### EXERCISE OBJECTIVE
Write out all of the lines below word for word, with every character unchanged.

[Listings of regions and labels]
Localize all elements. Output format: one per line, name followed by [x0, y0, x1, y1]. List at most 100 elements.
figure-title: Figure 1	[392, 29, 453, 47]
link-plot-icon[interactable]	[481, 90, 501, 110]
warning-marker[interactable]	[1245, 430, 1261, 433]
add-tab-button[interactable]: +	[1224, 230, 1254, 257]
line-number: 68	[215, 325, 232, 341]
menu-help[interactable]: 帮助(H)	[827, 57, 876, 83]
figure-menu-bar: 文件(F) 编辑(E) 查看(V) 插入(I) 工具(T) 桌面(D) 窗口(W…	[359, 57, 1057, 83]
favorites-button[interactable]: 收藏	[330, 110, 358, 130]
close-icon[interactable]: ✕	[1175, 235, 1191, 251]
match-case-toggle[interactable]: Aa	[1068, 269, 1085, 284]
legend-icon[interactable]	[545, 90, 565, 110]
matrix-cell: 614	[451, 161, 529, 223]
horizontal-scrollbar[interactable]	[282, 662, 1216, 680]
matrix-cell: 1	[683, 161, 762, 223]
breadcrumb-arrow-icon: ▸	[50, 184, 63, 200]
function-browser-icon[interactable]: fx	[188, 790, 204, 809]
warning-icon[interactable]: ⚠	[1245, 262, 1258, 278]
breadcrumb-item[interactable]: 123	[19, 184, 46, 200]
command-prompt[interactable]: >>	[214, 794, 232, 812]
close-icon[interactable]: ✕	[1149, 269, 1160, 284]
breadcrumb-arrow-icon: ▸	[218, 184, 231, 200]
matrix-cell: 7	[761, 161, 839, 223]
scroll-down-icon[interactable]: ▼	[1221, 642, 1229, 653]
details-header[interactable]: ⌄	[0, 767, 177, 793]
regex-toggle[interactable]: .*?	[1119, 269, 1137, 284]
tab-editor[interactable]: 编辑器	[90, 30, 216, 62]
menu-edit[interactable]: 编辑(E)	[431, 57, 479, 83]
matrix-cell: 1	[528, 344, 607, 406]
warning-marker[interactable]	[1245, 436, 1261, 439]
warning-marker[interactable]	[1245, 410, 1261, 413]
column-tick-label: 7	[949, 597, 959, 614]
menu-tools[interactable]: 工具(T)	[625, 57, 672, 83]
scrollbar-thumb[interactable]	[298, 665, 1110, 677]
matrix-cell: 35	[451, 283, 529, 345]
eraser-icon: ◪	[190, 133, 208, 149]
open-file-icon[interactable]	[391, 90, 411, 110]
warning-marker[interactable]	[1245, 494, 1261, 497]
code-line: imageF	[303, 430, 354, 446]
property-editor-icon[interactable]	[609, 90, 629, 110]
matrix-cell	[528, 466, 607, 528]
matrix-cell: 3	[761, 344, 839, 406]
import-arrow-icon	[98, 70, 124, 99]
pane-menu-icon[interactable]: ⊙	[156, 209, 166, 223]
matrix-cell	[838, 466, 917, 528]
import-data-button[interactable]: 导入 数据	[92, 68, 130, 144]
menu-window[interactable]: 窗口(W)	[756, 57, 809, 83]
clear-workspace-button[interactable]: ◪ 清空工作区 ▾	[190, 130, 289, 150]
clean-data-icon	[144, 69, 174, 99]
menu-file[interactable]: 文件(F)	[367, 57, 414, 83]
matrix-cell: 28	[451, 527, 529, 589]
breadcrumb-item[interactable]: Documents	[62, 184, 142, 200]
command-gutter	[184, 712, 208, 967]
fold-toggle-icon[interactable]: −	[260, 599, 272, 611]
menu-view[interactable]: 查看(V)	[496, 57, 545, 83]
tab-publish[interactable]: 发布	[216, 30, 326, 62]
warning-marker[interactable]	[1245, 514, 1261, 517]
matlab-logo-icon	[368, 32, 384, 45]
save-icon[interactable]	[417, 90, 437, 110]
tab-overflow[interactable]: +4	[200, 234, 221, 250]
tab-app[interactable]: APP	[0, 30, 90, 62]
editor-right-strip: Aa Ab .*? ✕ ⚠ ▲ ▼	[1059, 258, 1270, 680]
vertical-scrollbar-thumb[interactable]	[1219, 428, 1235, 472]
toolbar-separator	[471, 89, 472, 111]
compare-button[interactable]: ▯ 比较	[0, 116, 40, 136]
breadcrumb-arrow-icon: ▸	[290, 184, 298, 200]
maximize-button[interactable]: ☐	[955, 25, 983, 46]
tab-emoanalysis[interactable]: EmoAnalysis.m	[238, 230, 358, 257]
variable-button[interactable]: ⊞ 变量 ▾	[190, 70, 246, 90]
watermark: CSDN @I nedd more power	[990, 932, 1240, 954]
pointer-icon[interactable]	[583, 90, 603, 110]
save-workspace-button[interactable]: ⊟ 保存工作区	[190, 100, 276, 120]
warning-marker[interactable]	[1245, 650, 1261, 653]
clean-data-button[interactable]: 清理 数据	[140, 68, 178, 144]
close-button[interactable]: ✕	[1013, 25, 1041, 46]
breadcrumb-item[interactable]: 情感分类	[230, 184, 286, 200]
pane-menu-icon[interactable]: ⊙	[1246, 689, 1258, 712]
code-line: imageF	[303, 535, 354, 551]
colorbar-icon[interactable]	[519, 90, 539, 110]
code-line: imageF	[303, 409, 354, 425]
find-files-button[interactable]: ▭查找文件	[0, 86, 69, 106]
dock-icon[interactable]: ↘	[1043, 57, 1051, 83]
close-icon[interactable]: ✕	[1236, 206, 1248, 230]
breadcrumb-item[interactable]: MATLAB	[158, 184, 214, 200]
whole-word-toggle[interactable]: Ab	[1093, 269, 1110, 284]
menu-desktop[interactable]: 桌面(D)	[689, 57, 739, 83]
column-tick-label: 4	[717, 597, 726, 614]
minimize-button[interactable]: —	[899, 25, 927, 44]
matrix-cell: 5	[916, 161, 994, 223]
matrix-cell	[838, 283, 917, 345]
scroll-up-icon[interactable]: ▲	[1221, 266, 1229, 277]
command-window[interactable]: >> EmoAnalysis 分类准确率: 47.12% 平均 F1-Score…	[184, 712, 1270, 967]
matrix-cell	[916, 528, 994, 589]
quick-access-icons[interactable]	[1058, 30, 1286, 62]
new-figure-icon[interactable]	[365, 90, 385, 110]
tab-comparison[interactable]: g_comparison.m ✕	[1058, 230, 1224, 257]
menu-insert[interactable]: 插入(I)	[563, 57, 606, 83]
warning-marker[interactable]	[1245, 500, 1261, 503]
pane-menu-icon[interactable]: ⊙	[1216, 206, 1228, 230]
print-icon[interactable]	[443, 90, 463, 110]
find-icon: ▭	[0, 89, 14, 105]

### EXERCISE ANSWER
Localize all elements. Output format: one per line, name followed by [x0, y0, x1, y1]. List at most 100 elements.
figure-title: Figure 1	[392, 29, 453, 47]
link-plot-icon[interactable]	[481, 90, 501, 110]
warning-marker[interactable]	[1245, 430, 1261, 433]
add-tab-button[interactable]: +	[1224, 230, 1254, 257]
line-number: 68	[215, 325, 232, 341]
menu-help[interactable]: 帮助(H)	[827, 57, 876, 83]
figure-menu-bar: 文件(F) 编辑(E) 查看(V) 插入(I) 工具(T) 桌面(D) 窗口(W…	[359, 57, 1057, 83]
favorites-button[interactable]: 收藏	[330, 110, 358, 130]
close-icon[interactable]: ✕	[1175, 235, 1191, 251]
match-case-toggle[interactable]: Aa	[1068, 269, 1085, 284]
legend-icon[interactable]	[545, 90, 565, 110]
matrix-cell: 614	[451, 161, 529, 223]
horizontal-scrollbar[interactable]	[282, 662, 1216, 680]
matrix-cell: 1	[683, 161, 762, 223]
breadcrumb-arrow-icon: ▸	[50, 184, 63, 200]
function-browser-icon[interactable]: fx	[188, 790, 204, 809]
warning-icon[interactable]: ⚠	[1245, 262, 1258, 278]
breadcrumb-item[interactable]: 123	[19, 184, 46, 200]
command-prompt[interactable]: >>	[214, 794, 232, 812]
close-icon[interactable]: ✕	[1149, 269, 1160, 284]
breadcrumb-arrow-icon: ▸	[218, 184, 231, 200]
matrix-cell: 7	[761, 161, 839, 223]
scroll-down-icon[interactable]: ▼	[1221, 642, 1229, 653]
details-header[interactable]: ⌄	[0, 767, 177, 793]
regex-toggle[interactable]: .*?	[1119, 269, 1137, 284]
tab-editor[interactable]: 编辑器	[90, 30, 216, 62]
menu-edit[interactable]: 编辑(E)	[431, 57, 479, 83]
matrix-cell: 1	[528, 344, 607, 406]
warning-marker[interactable]	[1245, 436, 1261, 439]
warning-marker[interactable]	[1245, 410, 1261, 413]
column-tick-label: 7	[949, 597, 959, 614]
menu-tools[interactable]: 工具(T)	[625, 57, 672, 83]
scrollbar-thumb[interactable]	[298, 665, 1110, 677]
matrix-cell: 35	[451, 283, 529, 345]
eraser-icon: ◪	[190, 133, 208, 149]
open-file-icon[interactable]	[391, 90, 411, 110]
warning-marker[interactable]	[1245, 494, 1261, 497]
code-line: imageF	[303, 430, 354, 446]
property-editor-icon[interactable]	[609, 90, 629, 110]
matrix-cell	[528, 466, 607, 528]
matrix-cell: 3	[761, 344, 839, 406]
import-arrow-icon	[98, 70, 124, 99]
pane-menu-icon[interactable]: ⊙	[156, 209, 166, 223]
matrix-cell	[838, 466, 917, 528]
import-data-button[interactable]: 导入 数据	[92, 68, 130, 144]
menu-window[interactable]: 窗口(W)	[756, 57, 809, 83]
clear-workspace-button[interactable]: ◪ 清空工作区 ▾	[190, 130, 289, 150]
clean-data-icon	[144, 69, 174, 99]
menu-file[interactable]: 文件(F)	[367, 57, 414, 83]
matrix-cell: 28	[451, 527, 529, 589]
breadcrumb-item[interactable]: Documents	[62, 184, 142, 200]
command-gutter	[184, 712, 208, 967]
fold-toggle-icon[interactable]: −	[260, 599, 272, 611]
menu-view[interactable]: 查看(V)	[496, 57, 545, 83]
tab-publish[interactable]: 发布	[216, 30, 326, 62]
warning-marker[interactable]	[1245, 514, 1261, 517]
matlab-logo-icon	[368, 32, 384, 45]
save-icon[interactable]	[417, 90, 437, 110]
tab-overflow[interactable]: +4	[200, 234, 221, 250]
tab-app[interactable]: APP	[0, 30, 90, 62]
editor-right-strip: Aa Ab .*? ✕ ⚠ ▲ ▼	[1059, 258, 1270, 680]
vertical-scrollbar-thumb[interactable]	[1219, 428, 1235, 472]
toolbar-separator	[471, 89, 472, 111]
compare-button[interactable]: ▯ 比较	[0, 116, 40, 136]
breadcrumb-arrow-icon: ▸	[290, 184, 298, 200]
maximize-button[interactable]: ☐	[955, 25, 983, 46]
tab-emoanalysis[interactable]: EmoAnalysis.m	[238, 230, 358, 257]
variable-button[interactable]: ⊞ 变量 ▾	[190, 70, 246, 90]
watermark: CSDN @I nedd more power	[990, 932, 1240, 954]
pointer-icon[interactable]	[583, 90, 603, 110]
save-workspace-button[interactable]: ⊟ 保存工作区	[190, 100, 276, 120]
warning-marker[interactable]	[1245, 650, 1261, 653]
clean-data-button[interactable]: 清理 数据	[140, 68, 178, 144]
close-button[interactable]: ✕	[1013, 25, 1041, 46]
breadcrumb-item[interactable]: 情感分类	[230, 184, 286, 200]
pane-menu-icon[interactable]: ⊙	[1246, 689, 1258, 712]
code-line: imageF	[303, 535, 354, 551]
colorbar-icon[interactable]	[519, 90, 539, 110]
code-line: imageF	[303, 409, 354, 425]
find-files-button[interactable]: ▭查找文件	[0, 86, 69, 106]
dock-icon[interactable]: ↘	[1043, 57, 1051, 83]
close-icon[interactable]: ✕	[1236, 206, 1248, 230]
breadcrumb-item[interactable]: MATLAB	[158, 184, 214, 200]
whole-word-toggle[interactable]: Ab	[1093, 269, 1110, 284]
menu-desktop[interactable]: 桌面(D)	[689, 57, 739, 83]
column-tick-label: 4	[717, 597, 726, 614]
minimize-button[interactable]: —	[899, 25, 927, 44]
matrix-cell: 5	[916, 161, 994, 223]
matrix-cell	[838, 283, 917, 345]
scroll-up-icon[interactable]: ▲	[1221, 266, 1229, 277]
command-window[interactable]: >> EmoAnalysis 分类准确率: 47.12% 平均 F1-Score…	[184, 712, 1270, 967]
matrix-cell	[916, 528, 994, 589]
quick-access-icons[interactable]	[1058, 30, 1286, 62]
new-figure-icon[interactable]	[365, 90, 385, 110]
tab-comparison[interactable]: g_comparison.m ✕	[1058, 230, 1224, 257]
menu-insert[interactable]: 插入(I)	[563, 57, 606, 83]
warning-marker[interactable]	[1245, 500, 1261, 503]
pane-menu-icon[interactable]: ⊙	[1216, 206, 1228, 230]
print-icon[interactable]	[443, 90, 463, 110]
find-icon: ▭	[0, 89, 14, 105]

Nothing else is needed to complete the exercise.